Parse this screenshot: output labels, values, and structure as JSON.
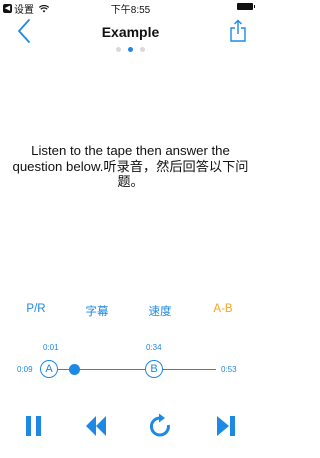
{
  "status_bar": {
    "back_app": "设置",
    "time": "下午8:55"
  },
  "nav": {
    "title": "Example",
    "back_icon": "chevron-left-icon",
    "share_icon": "share-icon"
  },
  "pager": {
    "count": 3,
    "active_index": 1
  },
  "question": {
    "text": "Listen to the tape then answer the question below.听录音，然后回答以下问题。"
  },
  "tools": {
    "pr_label": "P/R",
    "subtitle_label": "字幕",
    "speed_label": "速度",
    "ab_label": "A-B"
  },
  "player": {
    "current_time": "0:09",
    "total_time": "0:53",
    "marker_a": {
      "label": "A",
      "time": "0:01"
    },
    "marker_b": {
      "label": "B",
      "time": "0:34"
    },
    "progress_fraction": 0.17
  },
  "colors": {
    "accent": "#1e88e5",
    "ab_accent": "#f5a623",
    "text": "#111111"
  },
  "controls": {
    "pause_icon": "pause-icon",
    "rewind_icon": "rewind-icon",
    "replay_icon": "replay-icon",
    "next_icon": "skip-next-icon"
  }
}
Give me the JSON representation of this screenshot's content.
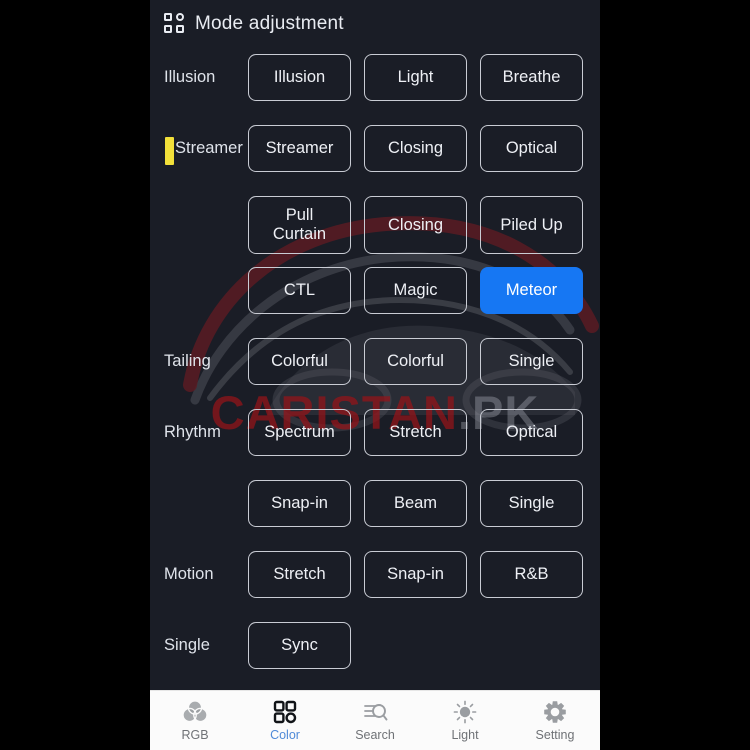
{
  "header": {
    "icon": "grid-apps-icon",
    "title": "Mode adjustment"
  },
  "colors": {
    "accent_selected": "#1677f3",
    "panel_background": "#1a1d26",
    "button_border": "#c9ccd4",
    "marker_yellow": "#f2e03a",
    "nav_active": "#4f8ad8",
    "watermark_red": "#961419"
  },
  "watermark": {
    "text_main": "CARISTAN",
    "text_suffix": ".PK",
    "graphic": "car-silhouette"
  },
  "mode_rows": [
    {
      "label": "Illusion",
      "marker": false,
      "buttons": [
        {
          "label": "Illusion",
          "selected": false
        },
        {
          "label": "Light",
          "selected": false
        },
        {
          "label": "Breathe",
          "selected": false
        }
      ]
    },
    {
      "label": "Streamer",
      "marker": true,
      "buttons": [
        {
          "label": "Streamer",
          "selected": false
        },
        {
          "label": "Closing",
          "selected": false
        },
        {
          "label": "Optical",
          "selected": false
        }
      ]
    },
    {
      "label": "",
      "marker": false,
      "tall": true,
      "buttons": [
        {
          "label": "Pull\nCurtain",
          "selected": false
        },
        {
          "label": "Closing",
          "selected": false
        },
        {
          "label": "Piled Up",
          "selected": false
        }
      ]
    },
    {
      "label": "",
      "marker": false,
      "buttons": [
        {
          "label": "CTL",
          "selected": false
        },
        {
          "label": "Magic",
          "selected": false
        },
        {
          "label": "Meteor",
          "selected": true
        }
      ]
    },
    {
      "label": "Tailing",
      "marker": false,
      "buttons": [
        {
          "label": "Colorful",
          "selected": false
        },
        {
          "label": "Colorful",
          "selected": false
        },
        {
          "label": "Single",
          "selected": false
        }
      ]
    },
    {
      "label": "Rhythm",
      "marker": false,
      "buttons": [
        {
          "label": "Spectrum",
          "selected": false
        },
        {
          "label": "Stretch",
          "selected": false
        },
        {
          "label": "Optical",
          "selected": false
        }
      ]
    },
    {
      "label": "",
      "marker": false,
      "buttons": [
        {
          "label": "Snap-in",
          "selected": false
        },
        {
          "label": "Beam",
          "selected": false
        },
        {
          "label": "Single",
          "selected": false
        }
      ]
    },
    {
      "label": "Motion",
      "marker": false,
      "buttons": [
        {
          "label": "Stretch",
          "selected": false
        },
        {
          "label": "Snap-in",
          "selected": false
        },
        {
          "label": "R&B",
          "selected": false
        }
      ]
    },
    {
      "label": "Single",
      "marker": false,
      "buttons": [
        {
          "label": "Sync",
          "selected": false
        }
      ]
    }
  ],
  "bottom_nav": {
    "items": [
      {
        "label": "RGB",
        "icon": "rgb-venn-icon",
        "active": false
      },
      {
        "label": "Color",
        "icon": "grid-apps-icon",
        "active": true
      },
      {
        "label": "Search",
        "icon": "search-list-icon",
        "active": false
      },
      {
        "label": "Light",
        "icon": "sun-icon",
        "active": false
      },
      {
        "label": "Setting",
        "icon": "gear-icon",
        "active": false
      }
    ]
  }
}
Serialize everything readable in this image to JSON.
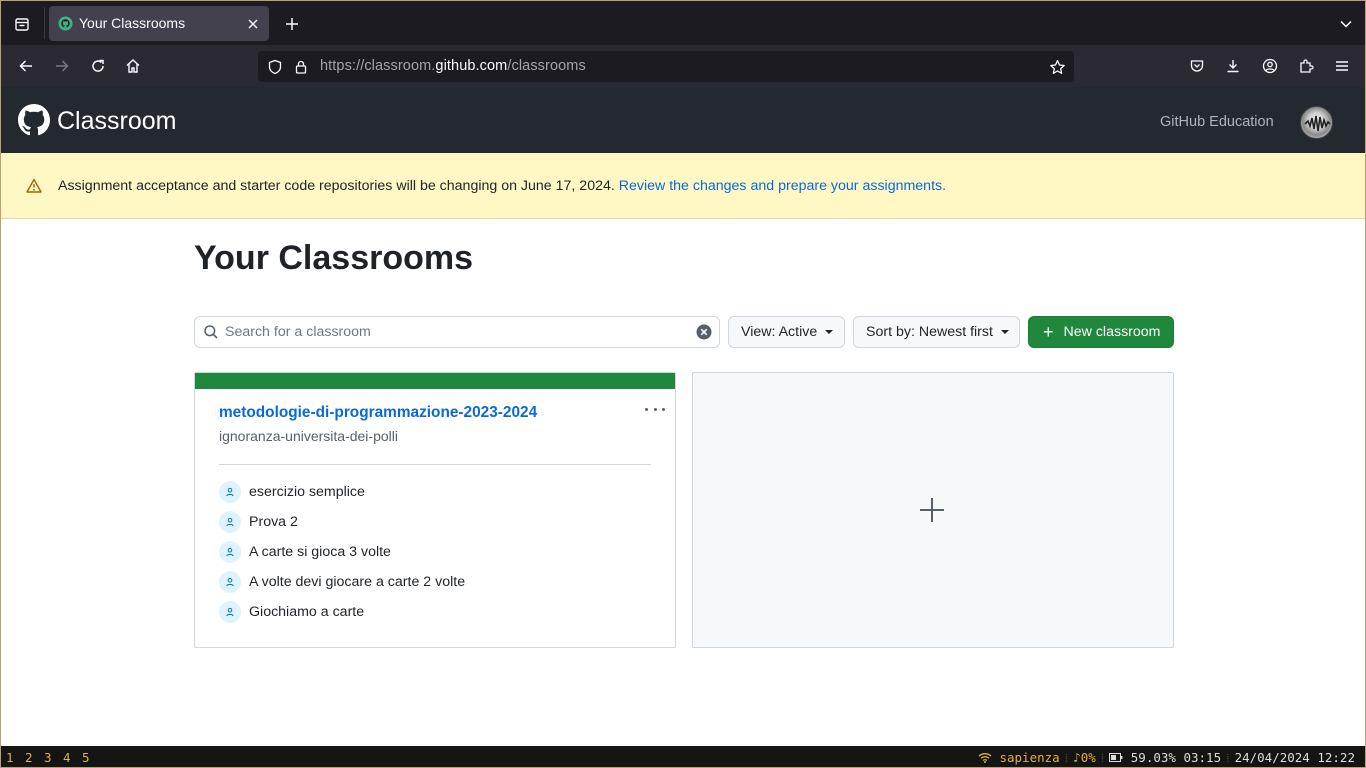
#####
** Exercise description **
In the entries above, find each line with the string "true" and copy it.

** Reply **
      "marker": true,
      "tall": true,
          "selected": true
        "active": true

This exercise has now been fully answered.